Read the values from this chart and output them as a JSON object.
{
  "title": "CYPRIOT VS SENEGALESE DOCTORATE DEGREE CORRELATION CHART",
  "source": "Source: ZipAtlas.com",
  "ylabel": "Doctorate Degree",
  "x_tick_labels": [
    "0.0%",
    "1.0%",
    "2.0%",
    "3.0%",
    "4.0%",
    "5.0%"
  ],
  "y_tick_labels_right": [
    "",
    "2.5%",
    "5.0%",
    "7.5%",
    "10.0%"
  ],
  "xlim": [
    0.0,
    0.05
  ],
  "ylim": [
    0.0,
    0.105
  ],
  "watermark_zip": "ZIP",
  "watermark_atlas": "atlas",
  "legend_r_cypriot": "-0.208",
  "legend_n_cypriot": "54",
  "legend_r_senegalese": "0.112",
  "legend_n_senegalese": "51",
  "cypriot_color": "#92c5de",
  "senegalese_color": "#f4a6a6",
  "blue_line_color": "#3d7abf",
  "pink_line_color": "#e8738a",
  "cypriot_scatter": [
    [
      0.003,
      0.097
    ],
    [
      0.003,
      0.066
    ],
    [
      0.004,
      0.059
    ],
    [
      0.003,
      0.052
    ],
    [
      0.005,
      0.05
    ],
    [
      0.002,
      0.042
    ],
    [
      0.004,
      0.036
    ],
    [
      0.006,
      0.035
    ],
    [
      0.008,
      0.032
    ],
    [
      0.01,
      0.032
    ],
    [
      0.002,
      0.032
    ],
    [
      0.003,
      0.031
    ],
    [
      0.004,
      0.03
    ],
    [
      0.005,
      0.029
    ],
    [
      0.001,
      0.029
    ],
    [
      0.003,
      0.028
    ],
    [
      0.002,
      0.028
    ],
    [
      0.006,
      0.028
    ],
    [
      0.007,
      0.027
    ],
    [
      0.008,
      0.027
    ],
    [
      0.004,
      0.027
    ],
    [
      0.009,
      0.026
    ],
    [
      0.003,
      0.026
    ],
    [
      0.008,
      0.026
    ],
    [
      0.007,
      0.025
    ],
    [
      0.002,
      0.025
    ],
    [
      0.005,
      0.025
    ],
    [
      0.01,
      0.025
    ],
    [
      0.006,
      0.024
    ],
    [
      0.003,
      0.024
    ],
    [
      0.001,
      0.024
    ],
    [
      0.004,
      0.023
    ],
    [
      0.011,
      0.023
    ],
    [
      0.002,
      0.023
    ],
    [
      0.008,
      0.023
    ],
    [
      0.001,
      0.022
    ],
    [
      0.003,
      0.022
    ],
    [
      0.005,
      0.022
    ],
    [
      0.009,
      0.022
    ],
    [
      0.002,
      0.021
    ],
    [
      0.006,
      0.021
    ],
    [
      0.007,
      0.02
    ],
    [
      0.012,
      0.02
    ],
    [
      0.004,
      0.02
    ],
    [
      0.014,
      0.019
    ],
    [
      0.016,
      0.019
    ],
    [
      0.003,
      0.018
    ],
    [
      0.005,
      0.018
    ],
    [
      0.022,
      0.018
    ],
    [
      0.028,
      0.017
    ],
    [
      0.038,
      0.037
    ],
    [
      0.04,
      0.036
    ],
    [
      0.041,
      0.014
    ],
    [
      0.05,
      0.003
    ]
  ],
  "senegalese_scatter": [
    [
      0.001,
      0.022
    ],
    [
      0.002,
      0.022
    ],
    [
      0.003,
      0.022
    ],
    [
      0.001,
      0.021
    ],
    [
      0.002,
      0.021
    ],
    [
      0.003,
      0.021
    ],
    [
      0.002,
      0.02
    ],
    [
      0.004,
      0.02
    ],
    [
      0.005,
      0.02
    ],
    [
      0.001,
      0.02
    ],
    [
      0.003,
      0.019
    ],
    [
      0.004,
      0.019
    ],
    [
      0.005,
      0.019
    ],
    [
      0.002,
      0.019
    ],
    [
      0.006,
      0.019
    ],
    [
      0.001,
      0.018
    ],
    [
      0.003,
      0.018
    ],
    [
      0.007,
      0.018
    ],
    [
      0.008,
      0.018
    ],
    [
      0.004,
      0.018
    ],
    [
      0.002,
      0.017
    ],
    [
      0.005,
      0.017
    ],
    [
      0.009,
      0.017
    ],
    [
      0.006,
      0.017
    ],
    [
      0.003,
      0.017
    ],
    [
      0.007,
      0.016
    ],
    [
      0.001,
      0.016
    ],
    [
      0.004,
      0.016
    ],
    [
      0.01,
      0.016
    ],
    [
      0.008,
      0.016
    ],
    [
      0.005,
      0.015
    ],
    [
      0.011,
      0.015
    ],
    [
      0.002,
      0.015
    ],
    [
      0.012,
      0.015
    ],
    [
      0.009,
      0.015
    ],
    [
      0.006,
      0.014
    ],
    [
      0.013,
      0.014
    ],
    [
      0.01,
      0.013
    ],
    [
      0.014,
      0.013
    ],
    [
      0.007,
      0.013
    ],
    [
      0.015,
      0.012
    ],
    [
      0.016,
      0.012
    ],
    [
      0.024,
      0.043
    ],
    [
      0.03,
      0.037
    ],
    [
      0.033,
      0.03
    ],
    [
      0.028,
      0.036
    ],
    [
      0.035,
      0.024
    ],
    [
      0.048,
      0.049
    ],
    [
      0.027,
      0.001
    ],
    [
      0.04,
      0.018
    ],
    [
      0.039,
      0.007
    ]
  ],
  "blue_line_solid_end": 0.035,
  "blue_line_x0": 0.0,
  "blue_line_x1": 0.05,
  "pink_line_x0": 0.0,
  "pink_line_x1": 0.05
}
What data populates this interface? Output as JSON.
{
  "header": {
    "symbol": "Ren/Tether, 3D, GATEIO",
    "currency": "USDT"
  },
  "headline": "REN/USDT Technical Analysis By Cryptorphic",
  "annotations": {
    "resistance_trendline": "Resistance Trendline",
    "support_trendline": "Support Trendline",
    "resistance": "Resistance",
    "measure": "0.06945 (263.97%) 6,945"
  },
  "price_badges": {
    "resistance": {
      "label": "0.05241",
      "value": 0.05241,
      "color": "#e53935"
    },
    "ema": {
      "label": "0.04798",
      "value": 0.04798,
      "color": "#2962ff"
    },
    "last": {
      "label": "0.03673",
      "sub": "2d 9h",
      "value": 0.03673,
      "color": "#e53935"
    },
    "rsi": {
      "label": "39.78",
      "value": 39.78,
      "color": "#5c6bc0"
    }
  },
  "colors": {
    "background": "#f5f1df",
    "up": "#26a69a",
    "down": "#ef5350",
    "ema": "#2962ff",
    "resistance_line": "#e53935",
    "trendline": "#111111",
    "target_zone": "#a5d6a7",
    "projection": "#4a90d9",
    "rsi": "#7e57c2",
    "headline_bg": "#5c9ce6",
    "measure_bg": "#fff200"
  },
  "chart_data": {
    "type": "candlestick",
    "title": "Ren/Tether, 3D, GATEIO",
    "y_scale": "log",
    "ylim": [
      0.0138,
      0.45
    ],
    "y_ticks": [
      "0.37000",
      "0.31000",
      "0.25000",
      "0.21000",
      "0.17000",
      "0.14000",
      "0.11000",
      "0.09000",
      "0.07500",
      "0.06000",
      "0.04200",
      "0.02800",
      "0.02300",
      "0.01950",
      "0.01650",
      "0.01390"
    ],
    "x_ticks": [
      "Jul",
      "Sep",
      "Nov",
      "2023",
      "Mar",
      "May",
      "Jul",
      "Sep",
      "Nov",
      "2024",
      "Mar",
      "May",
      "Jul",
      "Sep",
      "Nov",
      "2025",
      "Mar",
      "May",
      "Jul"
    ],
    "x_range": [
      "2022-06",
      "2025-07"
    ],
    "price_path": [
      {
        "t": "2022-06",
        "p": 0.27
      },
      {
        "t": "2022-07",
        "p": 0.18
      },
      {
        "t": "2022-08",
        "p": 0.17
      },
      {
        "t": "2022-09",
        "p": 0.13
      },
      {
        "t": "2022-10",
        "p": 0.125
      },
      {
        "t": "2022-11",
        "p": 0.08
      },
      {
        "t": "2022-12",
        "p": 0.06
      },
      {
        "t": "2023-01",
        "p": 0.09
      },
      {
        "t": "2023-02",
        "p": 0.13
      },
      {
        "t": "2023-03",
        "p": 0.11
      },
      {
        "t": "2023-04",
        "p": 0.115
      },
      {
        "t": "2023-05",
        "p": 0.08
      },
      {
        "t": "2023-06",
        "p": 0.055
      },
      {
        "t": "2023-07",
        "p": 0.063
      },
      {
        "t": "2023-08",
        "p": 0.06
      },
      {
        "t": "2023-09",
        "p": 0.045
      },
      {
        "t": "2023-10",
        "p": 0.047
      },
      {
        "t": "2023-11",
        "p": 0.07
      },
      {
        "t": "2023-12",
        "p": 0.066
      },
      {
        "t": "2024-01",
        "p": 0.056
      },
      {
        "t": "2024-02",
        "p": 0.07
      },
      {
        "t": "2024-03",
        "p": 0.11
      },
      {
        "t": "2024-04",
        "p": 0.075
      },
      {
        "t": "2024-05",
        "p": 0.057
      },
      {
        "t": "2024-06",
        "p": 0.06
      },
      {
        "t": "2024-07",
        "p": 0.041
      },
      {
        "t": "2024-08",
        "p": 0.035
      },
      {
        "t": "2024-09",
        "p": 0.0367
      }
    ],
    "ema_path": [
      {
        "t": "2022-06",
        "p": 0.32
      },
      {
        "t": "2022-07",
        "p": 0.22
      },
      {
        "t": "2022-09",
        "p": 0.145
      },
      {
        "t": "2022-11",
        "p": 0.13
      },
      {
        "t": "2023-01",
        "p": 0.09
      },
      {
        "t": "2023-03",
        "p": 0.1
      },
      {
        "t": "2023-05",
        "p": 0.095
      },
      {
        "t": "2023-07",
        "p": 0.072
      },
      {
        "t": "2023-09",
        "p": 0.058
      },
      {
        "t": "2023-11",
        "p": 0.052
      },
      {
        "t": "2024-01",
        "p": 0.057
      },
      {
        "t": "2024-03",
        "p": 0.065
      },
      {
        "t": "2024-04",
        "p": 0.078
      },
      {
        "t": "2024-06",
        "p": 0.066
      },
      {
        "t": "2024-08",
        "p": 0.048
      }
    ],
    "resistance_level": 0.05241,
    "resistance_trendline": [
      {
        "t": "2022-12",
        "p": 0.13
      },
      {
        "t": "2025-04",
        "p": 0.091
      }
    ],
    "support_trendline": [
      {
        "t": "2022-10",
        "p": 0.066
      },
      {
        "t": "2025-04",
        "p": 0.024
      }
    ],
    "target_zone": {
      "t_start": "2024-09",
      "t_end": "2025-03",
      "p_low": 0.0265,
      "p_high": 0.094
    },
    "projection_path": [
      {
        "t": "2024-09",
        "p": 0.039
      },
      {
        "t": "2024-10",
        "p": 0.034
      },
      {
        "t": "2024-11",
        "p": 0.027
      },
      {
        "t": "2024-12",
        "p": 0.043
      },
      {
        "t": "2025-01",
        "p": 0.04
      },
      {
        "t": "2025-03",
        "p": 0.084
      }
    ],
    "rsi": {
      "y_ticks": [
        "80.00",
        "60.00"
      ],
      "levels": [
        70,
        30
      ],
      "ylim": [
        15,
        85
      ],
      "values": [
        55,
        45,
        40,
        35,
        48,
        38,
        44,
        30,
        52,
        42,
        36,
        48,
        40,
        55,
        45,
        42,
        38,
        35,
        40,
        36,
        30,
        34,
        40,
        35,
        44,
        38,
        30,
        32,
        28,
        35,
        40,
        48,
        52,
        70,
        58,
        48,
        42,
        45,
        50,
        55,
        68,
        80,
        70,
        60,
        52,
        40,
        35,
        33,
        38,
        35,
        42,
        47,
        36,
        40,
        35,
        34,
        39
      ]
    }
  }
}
-- -- --
Copy each line that contains the word "values".

ANSWER TO THIS EXERCISE:
Read the values from this chart and output them as a JSON object.
      "values": [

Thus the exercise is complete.